*To do*:
Check each line of the material below for "content", then copy the ones that contain it.

# # # # #

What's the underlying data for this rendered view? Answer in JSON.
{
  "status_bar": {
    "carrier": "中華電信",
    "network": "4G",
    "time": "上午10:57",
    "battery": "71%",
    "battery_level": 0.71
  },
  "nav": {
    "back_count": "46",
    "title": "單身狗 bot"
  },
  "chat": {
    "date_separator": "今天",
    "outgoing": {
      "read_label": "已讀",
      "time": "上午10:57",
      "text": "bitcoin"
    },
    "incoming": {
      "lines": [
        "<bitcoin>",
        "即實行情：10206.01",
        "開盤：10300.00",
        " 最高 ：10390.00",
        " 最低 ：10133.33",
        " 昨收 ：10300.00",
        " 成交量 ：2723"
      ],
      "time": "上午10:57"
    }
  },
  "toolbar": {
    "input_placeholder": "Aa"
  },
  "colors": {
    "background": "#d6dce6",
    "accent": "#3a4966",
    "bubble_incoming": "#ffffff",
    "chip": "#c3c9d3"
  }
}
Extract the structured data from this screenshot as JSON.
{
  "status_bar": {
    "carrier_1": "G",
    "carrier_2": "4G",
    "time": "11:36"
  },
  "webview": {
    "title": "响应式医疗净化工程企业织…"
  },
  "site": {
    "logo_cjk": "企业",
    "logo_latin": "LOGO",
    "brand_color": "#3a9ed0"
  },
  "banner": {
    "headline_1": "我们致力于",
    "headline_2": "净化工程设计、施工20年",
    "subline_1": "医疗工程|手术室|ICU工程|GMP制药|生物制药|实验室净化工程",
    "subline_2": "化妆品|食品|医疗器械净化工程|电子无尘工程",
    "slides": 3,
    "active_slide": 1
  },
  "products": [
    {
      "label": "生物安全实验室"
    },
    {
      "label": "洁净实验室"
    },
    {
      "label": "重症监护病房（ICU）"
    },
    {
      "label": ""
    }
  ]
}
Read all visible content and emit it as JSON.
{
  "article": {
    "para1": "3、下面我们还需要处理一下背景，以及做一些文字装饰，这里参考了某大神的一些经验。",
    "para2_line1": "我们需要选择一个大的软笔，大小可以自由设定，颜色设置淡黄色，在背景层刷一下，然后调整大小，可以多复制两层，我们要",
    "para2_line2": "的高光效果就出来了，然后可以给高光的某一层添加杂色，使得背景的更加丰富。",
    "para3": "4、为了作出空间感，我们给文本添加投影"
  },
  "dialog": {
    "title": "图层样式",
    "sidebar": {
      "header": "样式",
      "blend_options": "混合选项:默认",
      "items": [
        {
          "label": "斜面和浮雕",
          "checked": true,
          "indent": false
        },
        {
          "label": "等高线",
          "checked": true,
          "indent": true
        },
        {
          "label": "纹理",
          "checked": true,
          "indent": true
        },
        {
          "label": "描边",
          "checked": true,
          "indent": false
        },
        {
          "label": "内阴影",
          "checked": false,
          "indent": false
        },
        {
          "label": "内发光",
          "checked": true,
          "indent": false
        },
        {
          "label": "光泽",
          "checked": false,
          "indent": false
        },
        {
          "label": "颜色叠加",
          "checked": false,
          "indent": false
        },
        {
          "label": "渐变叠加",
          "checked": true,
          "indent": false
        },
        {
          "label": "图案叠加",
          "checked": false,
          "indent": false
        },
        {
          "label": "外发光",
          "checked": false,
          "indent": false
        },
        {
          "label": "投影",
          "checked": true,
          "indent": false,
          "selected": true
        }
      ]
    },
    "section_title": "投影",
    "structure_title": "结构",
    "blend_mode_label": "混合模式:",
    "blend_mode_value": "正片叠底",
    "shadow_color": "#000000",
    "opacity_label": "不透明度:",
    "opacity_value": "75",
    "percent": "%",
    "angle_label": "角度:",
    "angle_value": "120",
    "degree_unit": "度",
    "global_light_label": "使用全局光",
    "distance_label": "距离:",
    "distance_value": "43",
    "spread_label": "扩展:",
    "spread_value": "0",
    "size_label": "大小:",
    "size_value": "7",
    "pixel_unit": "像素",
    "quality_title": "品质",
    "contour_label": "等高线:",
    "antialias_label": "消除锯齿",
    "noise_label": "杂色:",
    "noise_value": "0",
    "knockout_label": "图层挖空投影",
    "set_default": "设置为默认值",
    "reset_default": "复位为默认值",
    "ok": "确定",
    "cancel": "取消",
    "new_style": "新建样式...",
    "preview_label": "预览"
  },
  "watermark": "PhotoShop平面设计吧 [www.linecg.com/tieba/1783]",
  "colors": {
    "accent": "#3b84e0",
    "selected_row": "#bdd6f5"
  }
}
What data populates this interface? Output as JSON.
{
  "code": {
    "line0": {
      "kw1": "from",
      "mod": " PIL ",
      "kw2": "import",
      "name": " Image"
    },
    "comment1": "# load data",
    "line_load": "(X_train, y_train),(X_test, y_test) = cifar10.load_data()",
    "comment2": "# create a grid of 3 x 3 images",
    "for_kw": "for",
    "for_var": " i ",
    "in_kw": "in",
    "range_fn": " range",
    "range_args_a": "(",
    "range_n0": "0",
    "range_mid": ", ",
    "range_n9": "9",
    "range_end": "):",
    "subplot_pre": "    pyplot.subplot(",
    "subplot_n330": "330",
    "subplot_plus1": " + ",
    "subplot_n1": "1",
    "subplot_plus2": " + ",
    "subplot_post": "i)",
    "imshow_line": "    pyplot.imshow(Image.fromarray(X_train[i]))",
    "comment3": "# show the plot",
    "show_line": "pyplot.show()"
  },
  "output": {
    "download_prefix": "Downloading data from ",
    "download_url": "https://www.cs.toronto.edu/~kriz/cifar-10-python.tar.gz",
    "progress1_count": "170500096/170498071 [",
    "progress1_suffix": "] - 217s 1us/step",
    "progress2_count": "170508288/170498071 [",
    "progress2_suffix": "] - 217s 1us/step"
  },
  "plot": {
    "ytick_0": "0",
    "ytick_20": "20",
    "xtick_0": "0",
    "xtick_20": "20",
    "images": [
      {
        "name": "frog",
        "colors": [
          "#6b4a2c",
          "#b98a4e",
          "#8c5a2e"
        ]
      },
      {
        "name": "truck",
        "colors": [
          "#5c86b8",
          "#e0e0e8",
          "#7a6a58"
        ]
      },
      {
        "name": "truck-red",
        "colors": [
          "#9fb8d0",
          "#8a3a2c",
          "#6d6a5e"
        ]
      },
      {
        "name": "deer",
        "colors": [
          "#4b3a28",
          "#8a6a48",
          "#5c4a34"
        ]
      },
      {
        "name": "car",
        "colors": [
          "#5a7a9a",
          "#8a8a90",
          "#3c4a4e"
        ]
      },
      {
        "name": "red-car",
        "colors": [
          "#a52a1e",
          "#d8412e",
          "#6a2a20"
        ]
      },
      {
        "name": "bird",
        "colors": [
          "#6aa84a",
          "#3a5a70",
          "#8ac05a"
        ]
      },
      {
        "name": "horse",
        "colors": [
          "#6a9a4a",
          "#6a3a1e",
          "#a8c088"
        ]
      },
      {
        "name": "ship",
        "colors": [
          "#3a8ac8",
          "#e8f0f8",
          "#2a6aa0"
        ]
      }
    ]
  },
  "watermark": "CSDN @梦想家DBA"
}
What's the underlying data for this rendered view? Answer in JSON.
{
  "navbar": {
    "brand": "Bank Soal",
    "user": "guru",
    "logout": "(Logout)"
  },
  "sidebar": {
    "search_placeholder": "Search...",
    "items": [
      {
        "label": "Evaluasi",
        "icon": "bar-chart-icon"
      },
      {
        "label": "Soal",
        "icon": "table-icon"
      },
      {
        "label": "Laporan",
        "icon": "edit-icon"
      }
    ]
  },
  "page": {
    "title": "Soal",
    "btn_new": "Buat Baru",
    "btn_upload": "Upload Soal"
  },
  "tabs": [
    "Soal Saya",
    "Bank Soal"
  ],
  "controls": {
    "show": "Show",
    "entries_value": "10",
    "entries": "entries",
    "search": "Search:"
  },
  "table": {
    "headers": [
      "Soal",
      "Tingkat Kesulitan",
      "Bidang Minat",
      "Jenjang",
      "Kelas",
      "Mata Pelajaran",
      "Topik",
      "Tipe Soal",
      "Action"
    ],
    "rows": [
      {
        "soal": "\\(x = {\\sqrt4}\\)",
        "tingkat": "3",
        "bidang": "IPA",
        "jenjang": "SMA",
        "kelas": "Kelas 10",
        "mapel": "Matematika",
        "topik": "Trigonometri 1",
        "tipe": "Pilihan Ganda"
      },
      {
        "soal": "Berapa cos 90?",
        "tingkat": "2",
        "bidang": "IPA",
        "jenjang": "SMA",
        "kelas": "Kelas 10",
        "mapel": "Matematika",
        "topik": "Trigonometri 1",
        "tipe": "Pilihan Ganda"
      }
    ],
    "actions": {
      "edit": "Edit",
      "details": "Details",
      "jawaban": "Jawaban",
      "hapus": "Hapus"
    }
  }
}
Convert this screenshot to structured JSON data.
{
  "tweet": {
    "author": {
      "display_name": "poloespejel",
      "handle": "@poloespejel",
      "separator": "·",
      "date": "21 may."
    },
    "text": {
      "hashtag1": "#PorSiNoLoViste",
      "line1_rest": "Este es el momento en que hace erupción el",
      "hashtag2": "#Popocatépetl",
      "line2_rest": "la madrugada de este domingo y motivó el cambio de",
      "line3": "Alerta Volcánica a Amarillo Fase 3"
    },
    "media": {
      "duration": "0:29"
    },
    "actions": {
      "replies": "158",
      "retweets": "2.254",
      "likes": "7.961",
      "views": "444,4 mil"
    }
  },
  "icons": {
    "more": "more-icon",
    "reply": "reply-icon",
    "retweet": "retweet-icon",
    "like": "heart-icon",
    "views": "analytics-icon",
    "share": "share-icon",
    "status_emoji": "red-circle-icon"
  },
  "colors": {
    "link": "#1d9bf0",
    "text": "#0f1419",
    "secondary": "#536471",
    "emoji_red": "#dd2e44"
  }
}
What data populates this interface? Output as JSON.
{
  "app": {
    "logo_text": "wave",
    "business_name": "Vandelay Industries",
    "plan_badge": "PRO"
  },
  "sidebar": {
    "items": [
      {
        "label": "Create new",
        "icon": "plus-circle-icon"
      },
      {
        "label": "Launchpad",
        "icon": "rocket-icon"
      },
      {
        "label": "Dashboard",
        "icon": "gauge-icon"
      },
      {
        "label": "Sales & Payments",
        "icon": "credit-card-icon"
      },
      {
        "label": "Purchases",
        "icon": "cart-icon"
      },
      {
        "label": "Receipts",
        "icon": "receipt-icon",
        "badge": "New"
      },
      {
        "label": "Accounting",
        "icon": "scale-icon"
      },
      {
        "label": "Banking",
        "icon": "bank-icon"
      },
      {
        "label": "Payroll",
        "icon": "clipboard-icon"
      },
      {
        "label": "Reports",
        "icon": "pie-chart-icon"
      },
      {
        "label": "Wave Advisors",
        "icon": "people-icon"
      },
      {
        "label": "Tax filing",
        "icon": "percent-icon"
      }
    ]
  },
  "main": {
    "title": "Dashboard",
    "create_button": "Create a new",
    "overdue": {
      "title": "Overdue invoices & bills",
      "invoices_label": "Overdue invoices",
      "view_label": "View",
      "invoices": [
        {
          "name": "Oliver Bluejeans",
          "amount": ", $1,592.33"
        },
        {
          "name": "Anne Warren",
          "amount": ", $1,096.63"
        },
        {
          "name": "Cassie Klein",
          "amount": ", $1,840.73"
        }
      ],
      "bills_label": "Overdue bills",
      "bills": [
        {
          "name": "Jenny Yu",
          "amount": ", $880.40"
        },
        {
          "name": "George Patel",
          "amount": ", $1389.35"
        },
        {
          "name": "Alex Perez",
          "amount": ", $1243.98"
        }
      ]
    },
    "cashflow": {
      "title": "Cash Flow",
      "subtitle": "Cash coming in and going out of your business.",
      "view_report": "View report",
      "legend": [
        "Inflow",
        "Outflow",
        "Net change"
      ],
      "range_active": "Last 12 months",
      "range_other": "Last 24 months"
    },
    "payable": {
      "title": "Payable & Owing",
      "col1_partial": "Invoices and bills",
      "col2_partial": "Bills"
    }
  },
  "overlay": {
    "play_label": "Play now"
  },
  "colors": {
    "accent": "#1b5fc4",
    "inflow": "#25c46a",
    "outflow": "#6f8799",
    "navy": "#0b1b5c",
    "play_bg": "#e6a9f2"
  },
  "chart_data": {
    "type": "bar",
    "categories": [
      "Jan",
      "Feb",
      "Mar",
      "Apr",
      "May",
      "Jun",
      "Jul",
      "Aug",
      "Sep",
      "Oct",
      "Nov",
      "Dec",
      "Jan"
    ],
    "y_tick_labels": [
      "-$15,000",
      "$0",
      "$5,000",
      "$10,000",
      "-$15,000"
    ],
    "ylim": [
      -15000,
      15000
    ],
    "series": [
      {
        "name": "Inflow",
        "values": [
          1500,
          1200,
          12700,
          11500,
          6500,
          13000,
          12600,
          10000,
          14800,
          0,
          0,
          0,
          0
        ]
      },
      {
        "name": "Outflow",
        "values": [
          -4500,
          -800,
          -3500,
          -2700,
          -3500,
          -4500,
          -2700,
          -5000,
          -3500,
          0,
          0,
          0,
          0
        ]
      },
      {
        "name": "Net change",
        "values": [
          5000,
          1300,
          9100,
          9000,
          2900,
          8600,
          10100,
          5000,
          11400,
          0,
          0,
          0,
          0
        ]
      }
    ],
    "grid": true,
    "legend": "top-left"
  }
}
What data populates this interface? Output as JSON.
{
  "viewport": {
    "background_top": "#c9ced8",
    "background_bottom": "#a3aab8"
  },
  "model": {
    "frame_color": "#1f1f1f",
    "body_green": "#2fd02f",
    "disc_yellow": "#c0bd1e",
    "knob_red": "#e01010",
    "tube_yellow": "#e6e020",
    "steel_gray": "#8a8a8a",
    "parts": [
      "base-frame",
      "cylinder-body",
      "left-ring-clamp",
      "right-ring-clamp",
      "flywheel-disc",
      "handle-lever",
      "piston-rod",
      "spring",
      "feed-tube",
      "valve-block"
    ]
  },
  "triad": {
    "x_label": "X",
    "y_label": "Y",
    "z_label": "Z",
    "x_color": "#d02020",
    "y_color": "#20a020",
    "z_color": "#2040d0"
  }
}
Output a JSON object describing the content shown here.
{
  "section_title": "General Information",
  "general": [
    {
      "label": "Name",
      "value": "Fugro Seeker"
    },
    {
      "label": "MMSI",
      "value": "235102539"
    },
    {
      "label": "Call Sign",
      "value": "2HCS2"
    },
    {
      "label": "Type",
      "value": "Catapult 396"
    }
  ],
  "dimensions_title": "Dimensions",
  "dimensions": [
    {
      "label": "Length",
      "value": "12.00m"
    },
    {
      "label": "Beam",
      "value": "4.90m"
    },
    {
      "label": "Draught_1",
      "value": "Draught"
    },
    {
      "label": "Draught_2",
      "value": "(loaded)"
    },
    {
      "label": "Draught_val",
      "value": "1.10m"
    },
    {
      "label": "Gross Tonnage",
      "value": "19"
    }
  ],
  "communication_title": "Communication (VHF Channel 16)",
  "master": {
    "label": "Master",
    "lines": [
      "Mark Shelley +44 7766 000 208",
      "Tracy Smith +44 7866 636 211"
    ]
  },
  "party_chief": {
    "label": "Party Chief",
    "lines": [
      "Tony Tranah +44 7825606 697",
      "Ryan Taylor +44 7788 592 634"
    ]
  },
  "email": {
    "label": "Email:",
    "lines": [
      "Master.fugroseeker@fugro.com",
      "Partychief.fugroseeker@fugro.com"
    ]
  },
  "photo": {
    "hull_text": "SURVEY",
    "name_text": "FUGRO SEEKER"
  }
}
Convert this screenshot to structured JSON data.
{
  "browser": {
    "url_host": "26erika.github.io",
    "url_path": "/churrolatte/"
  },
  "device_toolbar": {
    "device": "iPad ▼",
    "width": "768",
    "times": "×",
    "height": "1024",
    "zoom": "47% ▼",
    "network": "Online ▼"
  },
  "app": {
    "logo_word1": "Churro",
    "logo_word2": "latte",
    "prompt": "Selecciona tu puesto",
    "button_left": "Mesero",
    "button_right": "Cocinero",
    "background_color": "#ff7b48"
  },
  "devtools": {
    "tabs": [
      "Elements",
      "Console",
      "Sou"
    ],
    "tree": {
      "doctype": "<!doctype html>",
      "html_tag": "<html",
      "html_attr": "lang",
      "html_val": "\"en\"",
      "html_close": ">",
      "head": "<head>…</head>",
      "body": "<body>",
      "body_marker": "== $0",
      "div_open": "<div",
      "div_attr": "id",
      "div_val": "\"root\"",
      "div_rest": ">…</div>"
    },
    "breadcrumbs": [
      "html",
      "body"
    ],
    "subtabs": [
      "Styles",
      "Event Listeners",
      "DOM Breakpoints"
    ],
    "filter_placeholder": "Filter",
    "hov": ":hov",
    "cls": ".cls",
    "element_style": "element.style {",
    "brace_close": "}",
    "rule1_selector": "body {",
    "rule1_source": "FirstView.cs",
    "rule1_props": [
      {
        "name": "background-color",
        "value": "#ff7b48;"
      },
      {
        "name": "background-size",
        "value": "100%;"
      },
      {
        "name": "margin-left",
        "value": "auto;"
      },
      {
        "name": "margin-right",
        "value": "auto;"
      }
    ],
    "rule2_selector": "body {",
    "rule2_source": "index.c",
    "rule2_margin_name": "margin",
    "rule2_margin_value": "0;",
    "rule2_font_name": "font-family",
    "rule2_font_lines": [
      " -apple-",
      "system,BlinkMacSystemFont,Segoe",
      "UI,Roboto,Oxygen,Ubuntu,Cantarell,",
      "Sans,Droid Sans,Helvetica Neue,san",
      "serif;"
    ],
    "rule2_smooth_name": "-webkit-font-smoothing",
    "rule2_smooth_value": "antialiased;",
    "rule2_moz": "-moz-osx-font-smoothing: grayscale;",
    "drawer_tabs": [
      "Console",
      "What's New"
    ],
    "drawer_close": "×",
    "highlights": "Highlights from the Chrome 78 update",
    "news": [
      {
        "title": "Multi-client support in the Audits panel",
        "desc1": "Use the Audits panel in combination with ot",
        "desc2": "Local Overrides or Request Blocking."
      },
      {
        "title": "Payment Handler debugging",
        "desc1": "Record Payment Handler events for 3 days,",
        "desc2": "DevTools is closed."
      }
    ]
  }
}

# # # # #

*Problem solution*:
Read all visible content and emit it as JSON.
Output a JSON object describing the content shown here.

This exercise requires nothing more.